::: MATERIAL FOR THIS TASK
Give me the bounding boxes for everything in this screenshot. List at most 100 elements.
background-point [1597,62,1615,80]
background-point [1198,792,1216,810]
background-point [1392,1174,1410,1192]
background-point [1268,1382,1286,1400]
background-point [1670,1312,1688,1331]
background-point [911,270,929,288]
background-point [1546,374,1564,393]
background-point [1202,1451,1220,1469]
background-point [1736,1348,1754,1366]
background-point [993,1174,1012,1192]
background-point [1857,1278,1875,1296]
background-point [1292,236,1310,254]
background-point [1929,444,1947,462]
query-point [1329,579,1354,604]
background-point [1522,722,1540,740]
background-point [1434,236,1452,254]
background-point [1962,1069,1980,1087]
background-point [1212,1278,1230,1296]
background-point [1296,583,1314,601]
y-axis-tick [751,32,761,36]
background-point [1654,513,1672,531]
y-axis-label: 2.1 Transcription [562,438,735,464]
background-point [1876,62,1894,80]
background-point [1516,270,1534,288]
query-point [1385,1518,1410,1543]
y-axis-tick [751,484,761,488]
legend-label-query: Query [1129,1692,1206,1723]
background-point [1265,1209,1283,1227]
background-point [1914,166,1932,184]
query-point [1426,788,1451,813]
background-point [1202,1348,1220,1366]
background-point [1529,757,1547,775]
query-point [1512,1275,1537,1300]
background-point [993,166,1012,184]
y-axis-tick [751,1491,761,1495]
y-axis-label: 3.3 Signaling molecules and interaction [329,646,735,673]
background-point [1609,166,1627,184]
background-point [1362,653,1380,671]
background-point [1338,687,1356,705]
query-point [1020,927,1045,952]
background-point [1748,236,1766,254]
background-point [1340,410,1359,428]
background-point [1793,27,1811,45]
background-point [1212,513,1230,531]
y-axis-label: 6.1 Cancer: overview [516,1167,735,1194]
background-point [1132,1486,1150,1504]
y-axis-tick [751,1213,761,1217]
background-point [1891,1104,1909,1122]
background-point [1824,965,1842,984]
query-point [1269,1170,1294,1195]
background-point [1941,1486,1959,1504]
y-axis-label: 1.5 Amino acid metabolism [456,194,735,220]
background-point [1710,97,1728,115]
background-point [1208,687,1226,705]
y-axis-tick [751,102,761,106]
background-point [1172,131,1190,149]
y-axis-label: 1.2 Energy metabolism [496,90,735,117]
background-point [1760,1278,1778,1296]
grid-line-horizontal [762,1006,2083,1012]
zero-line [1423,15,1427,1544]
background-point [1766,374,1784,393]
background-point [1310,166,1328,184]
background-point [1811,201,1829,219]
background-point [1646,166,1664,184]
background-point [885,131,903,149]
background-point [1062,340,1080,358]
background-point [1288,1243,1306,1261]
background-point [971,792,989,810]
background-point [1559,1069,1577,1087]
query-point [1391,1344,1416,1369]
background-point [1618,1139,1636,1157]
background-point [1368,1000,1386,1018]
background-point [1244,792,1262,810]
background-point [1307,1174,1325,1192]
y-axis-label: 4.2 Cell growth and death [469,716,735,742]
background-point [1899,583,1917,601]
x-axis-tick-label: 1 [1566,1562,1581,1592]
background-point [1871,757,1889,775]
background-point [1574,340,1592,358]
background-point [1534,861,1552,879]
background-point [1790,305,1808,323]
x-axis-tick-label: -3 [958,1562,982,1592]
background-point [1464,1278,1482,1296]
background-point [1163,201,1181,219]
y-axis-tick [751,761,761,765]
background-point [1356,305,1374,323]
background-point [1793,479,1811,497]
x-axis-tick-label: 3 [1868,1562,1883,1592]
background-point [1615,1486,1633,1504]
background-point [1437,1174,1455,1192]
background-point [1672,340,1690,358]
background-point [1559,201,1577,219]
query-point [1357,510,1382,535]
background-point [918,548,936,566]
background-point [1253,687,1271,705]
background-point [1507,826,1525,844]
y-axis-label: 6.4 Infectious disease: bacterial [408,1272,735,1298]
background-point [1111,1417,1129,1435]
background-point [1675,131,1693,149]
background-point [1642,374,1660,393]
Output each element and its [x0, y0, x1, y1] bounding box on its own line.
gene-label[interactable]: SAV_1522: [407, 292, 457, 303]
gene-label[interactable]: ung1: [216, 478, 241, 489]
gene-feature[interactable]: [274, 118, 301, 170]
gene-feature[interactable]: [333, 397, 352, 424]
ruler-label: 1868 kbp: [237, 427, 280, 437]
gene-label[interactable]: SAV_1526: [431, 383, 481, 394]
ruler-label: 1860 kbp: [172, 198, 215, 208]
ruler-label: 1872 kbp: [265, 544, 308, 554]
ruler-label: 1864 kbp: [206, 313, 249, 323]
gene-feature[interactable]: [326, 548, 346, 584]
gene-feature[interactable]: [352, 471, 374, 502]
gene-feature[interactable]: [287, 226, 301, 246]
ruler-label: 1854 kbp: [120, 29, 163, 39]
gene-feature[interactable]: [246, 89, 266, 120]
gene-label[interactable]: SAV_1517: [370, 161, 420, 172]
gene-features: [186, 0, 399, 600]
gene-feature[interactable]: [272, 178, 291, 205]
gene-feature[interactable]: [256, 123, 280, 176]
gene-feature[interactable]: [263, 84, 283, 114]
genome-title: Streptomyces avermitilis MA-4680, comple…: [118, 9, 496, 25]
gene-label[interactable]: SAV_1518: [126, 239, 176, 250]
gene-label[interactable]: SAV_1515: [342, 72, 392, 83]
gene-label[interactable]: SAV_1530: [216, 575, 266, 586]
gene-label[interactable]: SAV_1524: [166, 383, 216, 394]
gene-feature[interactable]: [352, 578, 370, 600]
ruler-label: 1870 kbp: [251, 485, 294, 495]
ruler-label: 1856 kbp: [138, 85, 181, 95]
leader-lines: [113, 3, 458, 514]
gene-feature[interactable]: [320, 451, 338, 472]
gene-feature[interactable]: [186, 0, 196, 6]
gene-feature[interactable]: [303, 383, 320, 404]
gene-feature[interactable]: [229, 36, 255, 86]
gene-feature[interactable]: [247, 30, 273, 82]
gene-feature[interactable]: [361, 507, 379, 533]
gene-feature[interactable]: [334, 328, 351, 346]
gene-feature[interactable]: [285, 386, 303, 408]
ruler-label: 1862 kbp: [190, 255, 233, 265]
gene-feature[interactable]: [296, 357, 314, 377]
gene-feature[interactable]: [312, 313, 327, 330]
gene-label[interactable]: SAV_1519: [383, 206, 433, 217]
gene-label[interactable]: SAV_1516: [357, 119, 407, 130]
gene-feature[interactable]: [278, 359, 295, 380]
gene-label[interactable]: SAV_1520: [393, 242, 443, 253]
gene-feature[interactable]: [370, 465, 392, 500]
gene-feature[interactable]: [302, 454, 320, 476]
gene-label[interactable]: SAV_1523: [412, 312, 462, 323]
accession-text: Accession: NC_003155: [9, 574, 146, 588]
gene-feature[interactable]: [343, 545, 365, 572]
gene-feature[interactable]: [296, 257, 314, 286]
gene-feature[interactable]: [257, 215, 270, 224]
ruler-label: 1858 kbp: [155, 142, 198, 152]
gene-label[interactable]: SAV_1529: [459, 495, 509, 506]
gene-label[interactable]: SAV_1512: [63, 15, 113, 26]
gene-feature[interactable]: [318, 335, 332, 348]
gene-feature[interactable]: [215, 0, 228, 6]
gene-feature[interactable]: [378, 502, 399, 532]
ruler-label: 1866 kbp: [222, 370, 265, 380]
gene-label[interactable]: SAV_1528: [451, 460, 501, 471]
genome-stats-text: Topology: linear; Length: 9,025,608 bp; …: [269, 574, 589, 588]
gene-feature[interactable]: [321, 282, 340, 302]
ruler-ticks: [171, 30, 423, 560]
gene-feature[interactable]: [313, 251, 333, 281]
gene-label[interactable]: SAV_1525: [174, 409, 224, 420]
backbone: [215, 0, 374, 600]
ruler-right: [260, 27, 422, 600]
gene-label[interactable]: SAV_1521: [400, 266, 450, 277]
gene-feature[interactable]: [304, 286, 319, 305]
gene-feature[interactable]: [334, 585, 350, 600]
::::::
* YOUR OBJECTIVE *
Track down all lines above with the string "bounding" and copy them.

* RESPONSE BELOW *
Give me the bounding boxes for everything in this screenshot. List at most 100 elements.
Output each element and its [x0, y0, x1, y1] bounding box on its own line.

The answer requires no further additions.